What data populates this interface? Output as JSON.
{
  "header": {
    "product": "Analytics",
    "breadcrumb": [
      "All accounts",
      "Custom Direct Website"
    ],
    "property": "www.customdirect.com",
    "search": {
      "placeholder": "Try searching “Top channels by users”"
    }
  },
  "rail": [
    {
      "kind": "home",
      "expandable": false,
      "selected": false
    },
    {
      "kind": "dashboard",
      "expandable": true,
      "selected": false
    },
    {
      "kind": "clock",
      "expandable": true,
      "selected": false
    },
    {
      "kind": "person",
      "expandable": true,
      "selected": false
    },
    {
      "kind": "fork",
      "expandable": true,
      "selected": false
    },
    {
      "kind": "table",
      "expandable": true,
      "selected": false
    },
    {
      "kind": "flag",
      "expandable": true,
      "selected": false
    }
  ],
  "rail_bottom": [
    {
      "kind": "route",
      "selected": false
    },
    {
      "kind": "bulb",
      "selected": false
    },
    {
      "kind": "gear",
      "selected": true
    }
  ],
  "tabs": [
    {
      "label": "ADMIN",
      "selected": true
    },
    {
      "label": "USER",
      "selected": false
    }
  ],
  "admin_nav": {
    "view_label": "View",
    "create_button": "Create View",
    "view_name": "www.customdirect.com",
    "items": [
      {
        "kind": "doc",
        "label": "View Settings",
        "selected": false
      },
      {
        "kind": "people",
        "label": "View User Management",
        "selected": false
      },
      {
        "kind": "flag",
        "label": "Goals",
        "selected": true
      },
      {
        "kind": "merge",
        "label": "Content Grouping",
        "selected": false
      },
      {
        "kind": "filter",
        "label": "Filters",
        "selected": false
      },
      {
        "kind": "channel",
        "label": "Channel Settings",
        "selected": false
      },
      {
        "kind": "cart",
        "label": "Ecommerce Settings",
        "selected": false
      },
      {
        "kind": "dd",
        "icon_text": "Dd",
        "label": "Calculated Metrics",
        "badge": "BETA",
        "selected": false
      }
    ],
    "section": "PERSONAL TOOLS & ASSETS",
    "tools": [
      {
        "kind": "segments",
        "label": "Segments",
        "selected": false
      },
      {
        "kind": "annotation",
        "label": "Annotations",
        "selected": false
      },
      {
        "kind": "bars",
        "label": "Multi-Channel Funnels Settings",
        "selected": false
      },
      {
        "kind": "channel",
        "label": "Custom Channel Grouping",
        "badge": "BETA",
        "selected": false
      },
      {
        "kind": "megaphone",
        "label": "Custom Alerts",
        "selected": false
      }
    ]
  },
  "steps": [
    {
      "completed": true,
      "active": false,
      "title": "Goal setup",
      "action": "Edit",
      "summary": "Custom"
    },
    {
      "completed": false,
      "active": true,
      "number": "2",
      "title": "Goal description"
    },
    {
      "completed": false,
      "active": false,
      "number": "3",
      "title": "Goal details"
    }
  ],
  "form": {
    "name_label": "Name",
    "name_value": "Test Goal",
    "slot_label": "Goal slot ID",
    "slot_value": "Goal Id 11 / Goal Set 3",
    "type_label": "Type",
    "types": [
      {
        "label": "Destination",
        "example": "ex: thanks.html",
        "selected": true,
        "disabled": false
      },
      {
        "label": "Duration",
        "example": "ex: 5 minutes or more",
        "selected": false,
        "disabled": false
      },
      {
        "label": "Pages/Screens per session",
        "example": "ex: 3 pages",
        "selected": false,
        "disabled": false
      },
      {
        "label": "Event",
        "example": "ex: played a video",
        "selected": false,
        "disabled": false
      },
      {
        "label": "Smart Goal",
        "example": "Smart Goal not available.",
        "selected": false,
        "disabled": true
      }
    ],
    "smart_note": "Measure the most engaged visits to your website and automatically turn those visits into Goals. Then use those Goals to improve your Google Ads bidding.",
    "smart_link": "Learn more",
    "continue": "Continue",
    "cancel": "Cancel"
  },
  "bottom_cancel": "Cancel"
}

+ + +

## Problem
Can you restate every record above word for word?

## Result of the task
What data populates this interface? Output as JSON.
{
  "header": {
    "product": "Analytics",
    "breadcrumb": [
      "All accounts",
      "Custom Direct Website"
    ],
    "property": "www.customdirect.com",
    "search": {
      "placeholder": "Try searching “Top channels by users”"
    }
  },
  "rail": [
    {
      "kind": "home",
      "expandable": false,
      "selected": false
    },
    {
      "kind": "dashboard",
      "expandable": true,
      "selected": false
    },
    {
      "kind": "clock",
      "expandable": true,
      "selected": false
    },
    {
      "kind": "person",
      "expandable": true,
      "selected": false
    },
    {
      "kind": "fork",
      "expandable": true,
      "selected": false
    },
    {
      "kind": "table",
      "expandable": true,
      "selected": false
    },
    {
      "kind": "flag",
      "expandable": true,
      "selected": false
    }
  ],
  "rail_bottom": [
    {
      "kind": "route",
      "selected": false
    },
    {
      "kind": "bulb",
      "selected": false
    },
    {
      "kind": "gear",
      "selected": true
    }
  ],
  "tabs": [
    {
      "label": "ADMIN",
      "selected": true
    },
    {
      "label": "USER",
      "selected": false
    }
  ],
  "admin_nav": {
    "view_label": "View",
    "create_button": "Create View",
    "view_name": "www.customdirect.com",
    "items": [
      {
        "kind": "doc",
        "label": "View Settings",
        "selected": false
      },
      {
        "kind": "people",
        "label": "View User Management",
        "selected": false
      },
      {
        "kind": "flag",
        "label": "Goals",
        "selected": true
      },
      {
        "kind": "merge",
        "label": "Content Grouping",
        "selected": false
      },
      {
        "kind": "filter",
        "label": "Filters",
        "selected": false
      },
      {
        "kind": "channel",
        "label": "Channel Settings",
        "selected": false
      },
      {
        "kind": "cart",
        "label": "Ecommerce Settings",
        "selected": false
      },
      {
        "kind": "dd",
        "icon_text": "Dd",
        "label": "Calculated Metrics",
        "badge": "BETA",
        "selected": false
      }
    ],
    "section": "PERSONAL TOOLS & ASSETS",
    "tools": [
      {
        "kind": "segments",
        "label": "Segments",
        "selected": false
      },
      {
        "kind": "annotation",
        "label": "Annotations",
        "selected": false
      },
      {
        "kind": "bars",
        "label": "Multi-Channel Funnels Settings",
        "selected": false
      },
      {
        "kind": "channel",
        "label": "Custom Channel Grouping",
        "badge": "BETA",
        "selected": false
      },
      {
        "kind": "megaphone",
        "label": "Custom Alerts",
        "selected": false
      }
    ]
  },
  "steps": [
    {
      "completed": true,
      "active": false,
      "title": "Goal setup",
      "action": "Edit",
      "summary": "Custom"
    },
    {
      "completed": false,
      "active": true,
      "number": "2",
      "title": "Goal description"
    },
    {
      "completed": false,
      "active": false,
      "number": "3",
      "title": "Goal details"
    }
  ],
  "form": {
    "name_label": "Name",
    "name_value": "Test Goal",
    "slot_label": "Goal slot ID",
    "slot_value": "Goal Id 11 / Goal Set 3",
    "type_label": "Type",
    "types": [
      {
        "label": "Destination",
        "example": "ex: thanks.html",
        "selected": true,
        "disabled": false
      },
      {
        "label": "Duration",
        "example": "ex: 5 minutes or more",
        "selected": false,
        "disabled": false
      },
      {
        "label": "Pages/Screens per session",
        "example": "ex: 3 pages",
        "selected": false,
        "disabled": false
      },
      {
        "label": "Event",
        "example": "ex: played a video",
        "selected": false,
        "disabled": false
      },
      {
        "label": "Smart Goal",
        "example": "Smart Goal not available.",
        "selected": false,
        "disabled": true
      }
    ],
    "smart_note": "Measure the most engaged visits to your website and automatically turn those visits into Goals. Then use those Goals to improve your Google Ads bidding.",
    "smart_link": "Learn more",
    "continue": "Continue",
    "cancel": "Cancel"
  },
  "bottom_cancel": "Cancel"
}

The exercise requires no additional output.